- **What the task asks**
Copy out the listing in full, exactly as written, but not its pictures.

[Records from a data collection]
--------------------------------

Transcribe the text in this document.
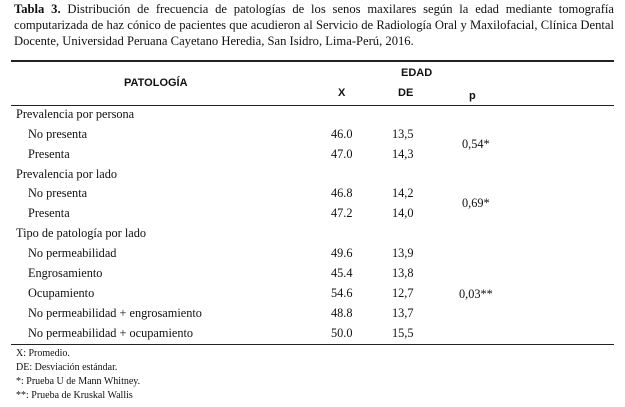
Tabla 3. Distribución de frecuencia de patologías de los senos maxilares según la edad mediante tomografía computarizada de haz cónico de pacientes que acudieron al Servicio de Radiología Oral y Maxilofacial, Clínica Dental Docente, Universidad Peruana Cayetano Heredia, San Isidro, Lima-Perú, 2016.
PATOLOGÍA
EDAD
X	DE	p
Prevalencia por persona
No presenta	46.0	13,5
Presenta	47.0	14,3
0,54*
Prevalencia por lado
No presenta	46.8	14,2
Presenta	47.2	14,0
0,69*
Tipo de patología por lado
No permeabilidad	49.6	13,9
Engrosamiento	45.4	13,8
Ocupamiento	54.6	12,7
No permeabilidad + engrosamiento	48.8	13,7
No permeabilidad + ocupamiento	50.0	15,5
0,03**
X: Promedio.
DE: Desviación estándar.
*: Prueba U de Mann Whitney.
**: Prueba de Kruskal Wallis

--------------------------------

- **Solution for this task**
Transcribe the text in this document.
Tabla 3. Distribución de frecuencia de patologías de los senos maxilares según la edad mediante tomografía computarizada de haz cónico de pacientes que acudieron al Servicio de Radiología Oral y Maxilofacial, Clínica Dental Docente, Universidad Peruana Cayetano Heredia, San Isidro, Lima-Perú, 2016.
PATOLOGÍA
EDAD
X	DE	p
Prevalencia por persona
No presenta	46.0	13,5
Presenta	47.0	14,3
0,54*
Prevalencia por lado
No presenta	46.8	14,2
Presenta	47.2	14,0
0,69*
Tipo de patología por lado
No permeabilidad	49.6	13,9
Engrosamiento	45.4	13,8
Ocupamiento	54.6	12,7
No permeabilidad + engrosamiento	48.8	13,7
No permeabilidad + ocupamiento	50.0	15,5
0,03**
X: Promedio.
DE: Desviación estándar.
*: Prueba U de Mann Whitney.
**: Prueba de Kruskal Wallis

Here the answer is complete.